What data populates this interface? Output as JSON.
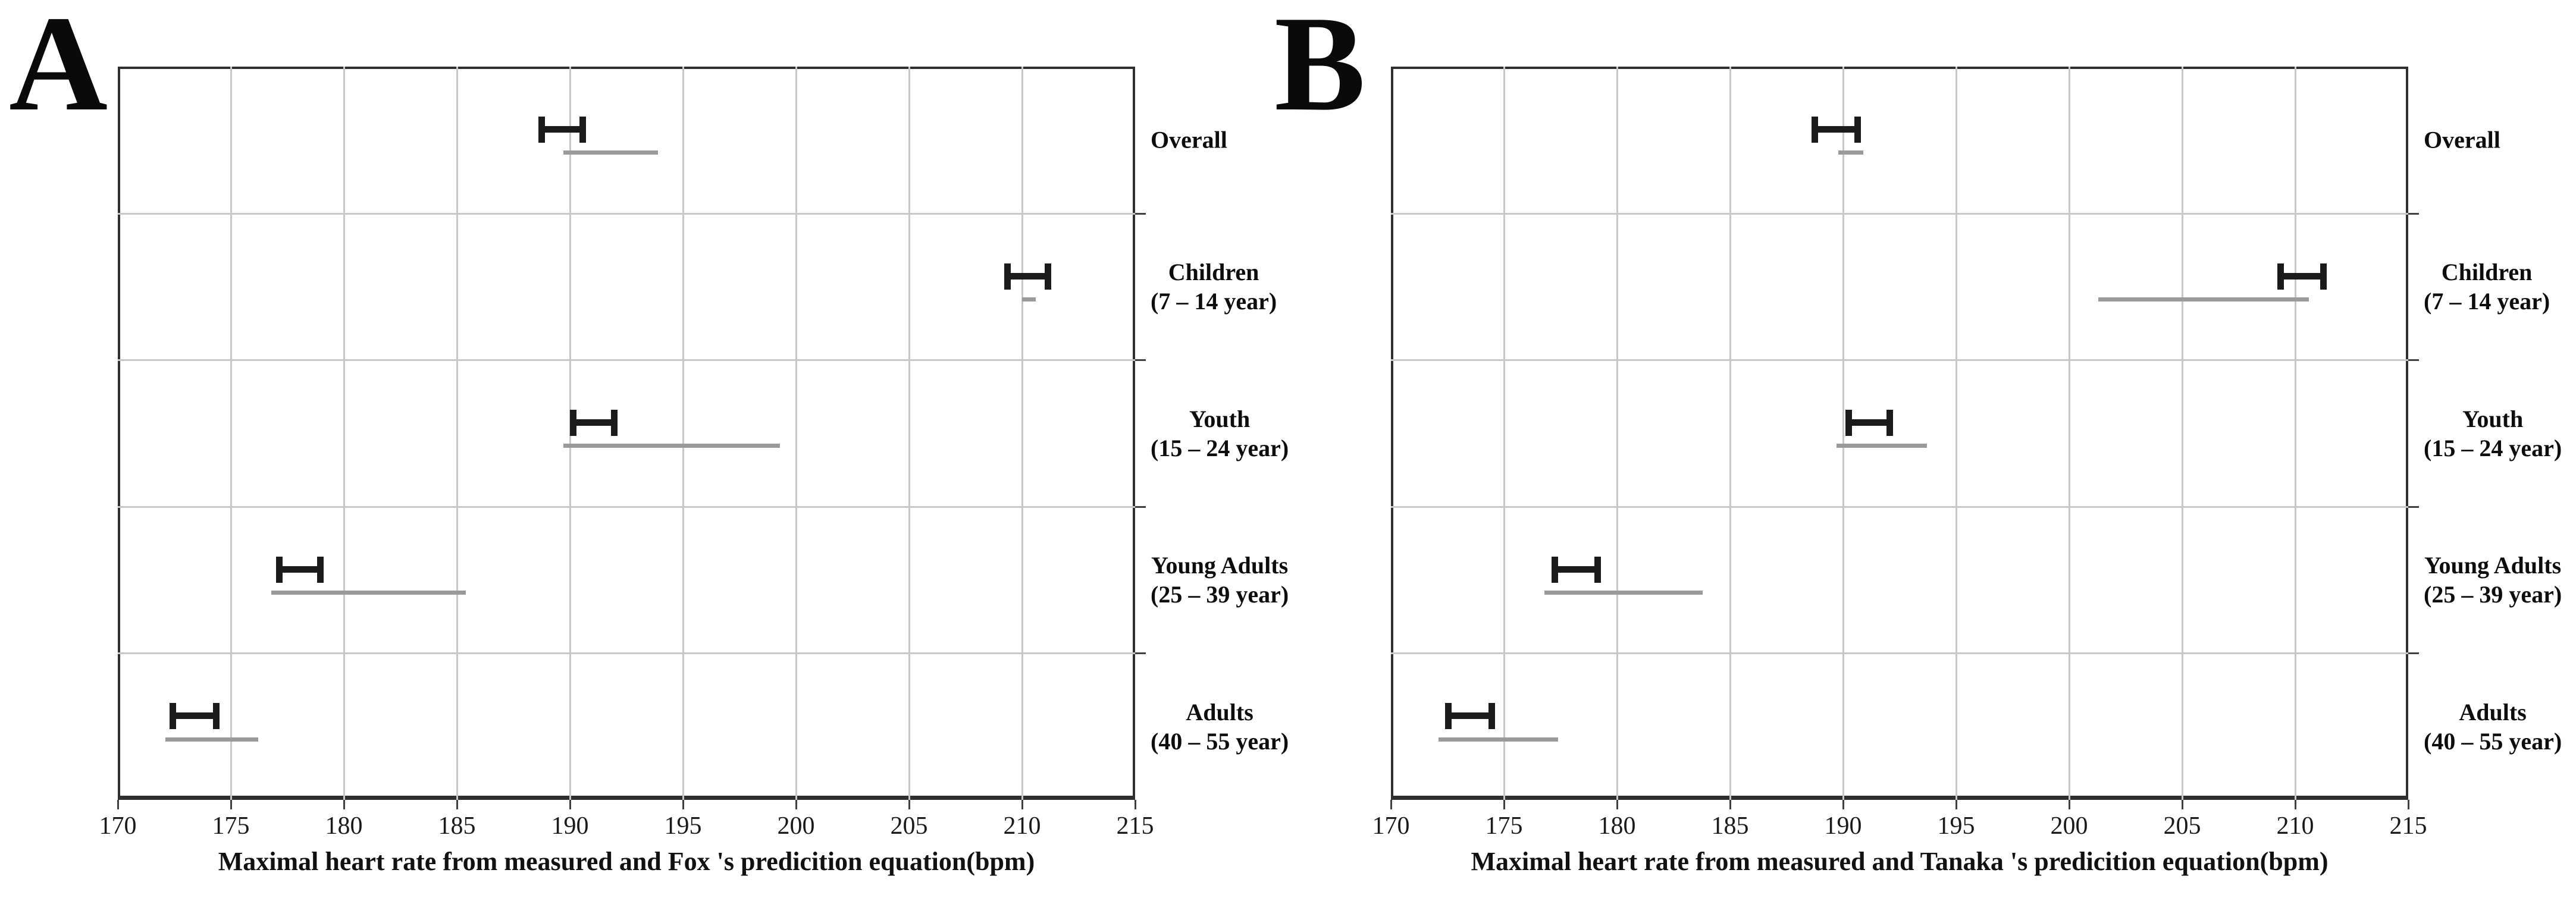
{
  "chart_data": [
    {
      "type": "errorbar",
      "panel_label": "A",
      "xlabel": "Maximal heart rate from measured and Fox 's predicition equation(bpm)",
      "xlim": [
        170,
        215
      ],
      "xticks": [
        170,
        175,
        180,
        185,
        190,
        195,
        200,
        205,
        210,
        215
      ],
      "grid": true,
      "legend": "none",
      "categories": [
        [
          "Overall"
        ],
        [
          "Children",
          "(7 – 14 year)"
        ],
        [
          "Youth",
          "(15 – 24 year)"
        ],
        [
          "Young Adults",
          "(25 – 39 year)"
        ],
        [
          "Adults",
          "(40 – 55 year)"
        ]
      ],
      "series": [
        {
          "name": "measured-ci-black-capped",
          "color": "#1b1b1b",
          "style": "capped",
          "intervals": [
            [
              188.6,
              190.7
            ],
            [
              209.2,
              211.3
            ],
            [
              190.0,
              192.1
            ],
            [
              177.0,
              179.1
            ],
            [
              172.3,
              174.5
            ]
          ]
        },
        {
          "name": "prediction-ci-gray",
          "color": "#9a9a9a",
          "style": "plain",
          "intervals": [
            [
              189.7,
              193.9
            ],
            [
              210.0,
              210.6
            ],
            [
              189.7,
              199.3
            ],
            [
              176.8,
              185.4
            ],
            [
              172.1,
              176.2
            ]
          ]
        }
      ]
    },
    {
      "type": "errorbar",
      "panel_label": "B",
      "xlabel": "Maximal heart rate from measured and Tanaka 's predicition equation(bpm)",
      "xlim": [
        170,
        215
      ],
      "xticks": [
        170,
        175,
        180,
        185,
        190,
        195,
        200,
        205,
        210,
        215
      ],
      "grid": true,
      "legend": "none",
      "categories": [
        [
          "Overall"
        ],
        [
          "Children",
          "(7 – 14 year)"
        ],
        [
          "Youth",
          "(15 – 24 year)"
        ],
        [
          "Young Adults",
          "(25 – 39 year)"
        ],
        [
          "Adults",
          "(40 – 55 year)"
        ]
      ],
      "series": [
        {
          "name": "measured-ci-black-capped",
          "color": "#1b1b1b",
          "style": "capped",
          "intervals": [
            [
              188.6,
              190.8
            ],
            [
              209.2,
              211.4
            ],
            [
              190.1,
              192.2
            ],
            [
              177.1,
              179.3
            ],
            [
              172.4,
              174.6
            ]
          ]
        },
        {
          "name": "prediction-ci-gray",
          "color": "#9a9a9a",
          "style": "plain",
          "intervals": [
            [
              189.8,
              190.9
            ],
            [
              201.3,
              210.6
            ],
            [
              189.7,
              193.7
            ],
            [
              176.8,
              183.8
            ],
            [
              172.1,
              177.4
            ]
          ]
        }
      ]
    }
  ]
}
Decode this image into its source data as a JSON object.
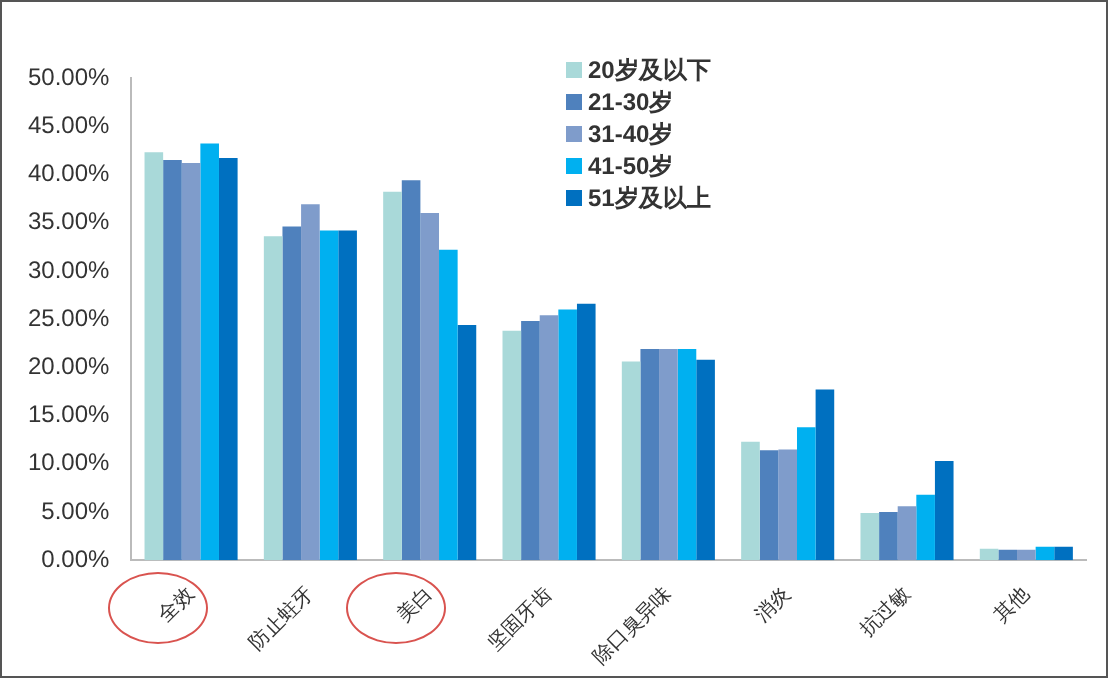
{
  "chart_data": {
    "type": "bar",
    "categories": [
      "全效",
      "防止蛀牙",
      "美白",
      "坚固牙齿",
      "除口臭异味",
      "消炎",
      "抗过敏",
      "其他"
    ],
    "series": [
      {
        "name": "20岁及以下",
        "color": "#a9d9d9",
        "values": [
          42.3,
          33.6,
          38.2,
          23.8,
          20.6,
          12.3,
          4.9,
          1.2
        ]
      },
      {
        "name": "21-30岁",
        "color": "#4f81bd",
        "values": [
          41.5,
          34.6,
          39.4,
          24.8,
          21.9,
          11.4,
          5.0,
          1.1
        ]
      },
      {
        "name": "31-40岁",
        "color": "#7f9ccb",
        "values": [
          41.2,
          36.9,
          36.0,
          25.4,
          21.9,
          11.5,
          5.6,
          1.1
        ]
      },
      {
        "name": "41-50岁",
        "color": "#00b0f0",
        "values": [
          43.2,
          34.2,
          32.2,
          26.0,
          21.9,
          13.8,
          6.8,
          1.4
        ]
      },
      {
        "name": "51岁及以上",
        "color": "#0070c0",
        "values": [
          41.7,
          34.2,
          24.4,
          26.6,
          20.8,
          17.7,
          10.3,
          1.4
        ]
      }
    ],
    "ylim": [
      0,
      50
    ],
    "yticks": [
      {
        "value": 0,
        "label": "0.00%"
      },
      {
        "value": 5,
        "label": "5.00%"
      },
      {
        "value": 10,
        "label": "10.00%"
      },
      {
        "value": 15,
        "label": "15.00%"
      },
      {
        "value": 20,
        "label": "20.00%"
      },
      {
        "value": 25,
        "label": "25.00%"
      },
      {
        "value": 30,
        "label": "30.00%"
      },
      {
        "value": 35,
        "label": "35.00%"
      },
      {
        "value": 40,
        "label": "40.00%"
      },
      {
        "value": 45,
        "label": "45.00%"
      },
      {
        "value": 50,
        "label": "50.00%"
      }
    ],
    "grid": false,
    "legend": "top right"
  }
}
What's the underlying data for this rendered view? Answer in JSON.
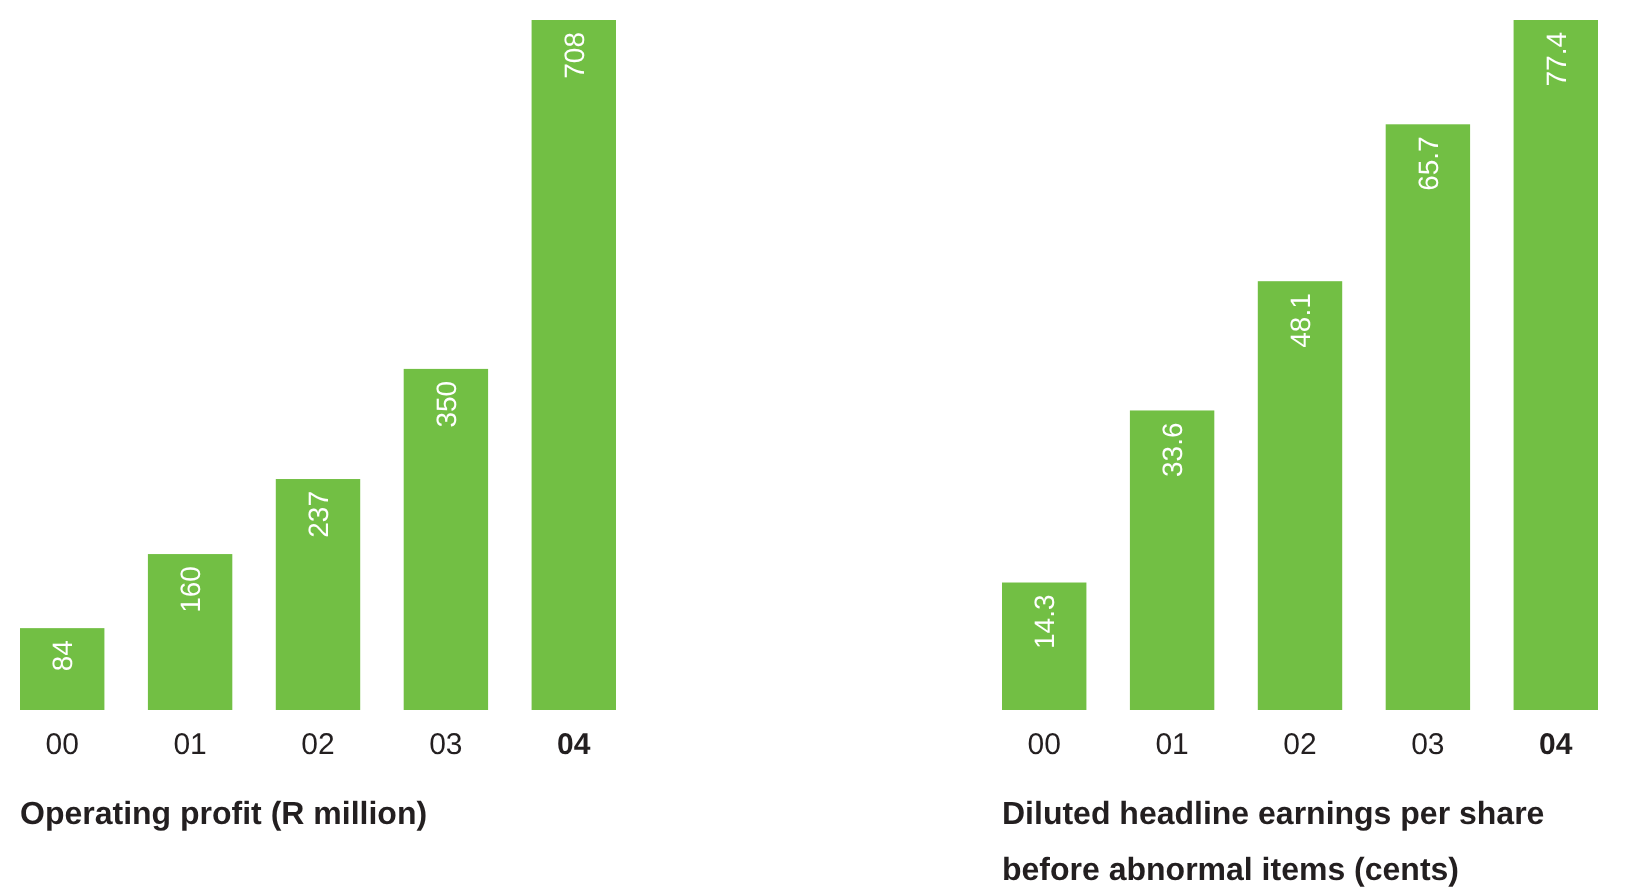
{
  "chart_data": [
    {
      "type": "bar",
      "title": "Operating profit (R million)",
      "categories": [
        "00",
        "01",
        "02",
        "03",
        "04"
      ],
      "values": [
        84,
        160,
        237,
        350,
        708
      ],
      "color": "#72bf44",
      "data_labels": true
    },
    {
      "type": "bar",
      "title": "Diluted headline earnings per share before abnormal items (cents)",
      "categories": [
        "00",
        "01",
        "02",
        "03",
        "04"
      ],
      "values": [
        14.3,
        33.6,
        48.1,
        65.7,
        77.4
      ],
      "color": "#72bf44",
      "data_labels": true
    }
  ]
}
++++++++
* [The problem] Identify every line above with the string "Maximal" in it. Copy those lines.

* [Written answer]
      "xlabel": "Maximal heart rate from measured and Fox 's predicition equation(bpm)",
      "xlabel": "Maximal heart rate from measured and Tanaka 's predicition equation(bpm)",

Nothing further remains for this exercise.